### TASK INSTRUCTIONS
Go through the entries below and write each one out exactly.

──────── INFORMATION PROVIDED

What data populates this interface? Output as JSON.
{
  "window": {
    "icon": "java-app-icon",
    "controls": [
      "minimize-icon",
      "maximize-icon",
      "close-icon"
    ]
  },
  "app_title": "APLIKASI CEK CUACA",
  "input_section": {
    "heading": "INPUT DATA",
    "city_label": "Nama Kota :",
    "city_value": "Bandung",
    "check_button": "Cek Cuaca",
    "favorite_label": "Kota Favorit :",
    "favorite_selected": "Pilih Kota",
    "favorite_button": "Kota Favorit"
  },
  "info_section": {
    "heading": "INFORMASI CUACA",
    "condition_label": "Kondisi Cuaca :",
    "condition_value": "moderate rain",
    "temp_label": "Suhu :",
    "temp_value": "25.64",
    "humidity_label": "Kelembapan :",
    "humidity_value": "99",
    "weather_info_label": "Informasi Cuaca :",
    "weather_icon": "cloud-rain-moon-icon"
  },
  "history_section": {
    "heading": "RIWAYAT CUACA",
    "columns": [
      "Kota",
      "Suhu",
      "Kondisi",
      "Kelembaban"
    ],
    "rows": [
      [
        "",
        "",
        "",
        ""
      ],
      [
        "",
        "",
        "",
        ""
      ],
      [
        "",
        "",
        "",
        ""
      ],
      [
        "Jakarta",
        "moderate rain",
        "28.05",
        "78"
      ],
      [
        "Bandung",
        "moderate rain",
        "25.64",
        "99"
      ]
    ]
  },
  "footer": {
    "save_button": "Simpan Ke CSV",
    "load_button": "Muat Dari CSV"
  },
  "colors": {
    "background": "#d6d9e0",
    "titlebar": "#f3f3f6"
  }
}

────────────────

### OUTPUT FOR THIS EXERCISE
What data populates this interface? Output as JSON.
{
  "window": {
    "icon": "java-app-icon",
    "controls": [
      "minimize-icon",
      "maximize-icon",
      "close-icon"
    ]
  },
  "app_title": "APLIKASI CEK CUACA",
  "input_section": {
    "heading": "INPUT DATA",
    "city_label": "Nama Kota :",
    "city_value": "Bandung",
    "check_button": "Cek Cuaca",
    "favorite_label": "Kota Favorit :",
    "favorite_selected": "Pilih Kota",
    "favorite_button": "Kota Favorit"
  },
  "info_section": {
    "heading": "INFORMASI CUACA",
    "condition_label": "Kondisi Cuaca :",
    "condition_value": "moderate rain",
    "temp_label": "Suhu :",
    "temp_value": "25.64",
    "humidity_label": "Kelembapan :",
    "humidity_value": "99",
    "weather_info_label": "Informasi Cuaca :",
    "weather_icon": "cloud-rain-moon-icon"
  },
  "history_section": {
    "heading": "RIWAYAT CUACA",
    "columns": [
      "Kota",
      "Suhu",
      "Kondisi",
      "Kelembaban"
    ],
    "rows": [
      [
        "",
        "",
        "",
        ""
      ],
      [
        "",
        "",
        "",
        ""
      ],
      [
        "",
        "",
        "",
        ""
      ],
      [
        "Jakarta",
        "moderate rain",
        "28.05",
        "78"
      ],
      [
        "Bandung",
        "moderate rain",
        "25.64",
        "99"
      ]
    ]
  },
  "footer": {
    "save_button": "Simpan Ke CSV",
    "load_button": "Muat Dari CSV"
  },
  "colors": {
    "background": "#d6d9e0",
    "titlebar": "#f3f3f6"
  }
}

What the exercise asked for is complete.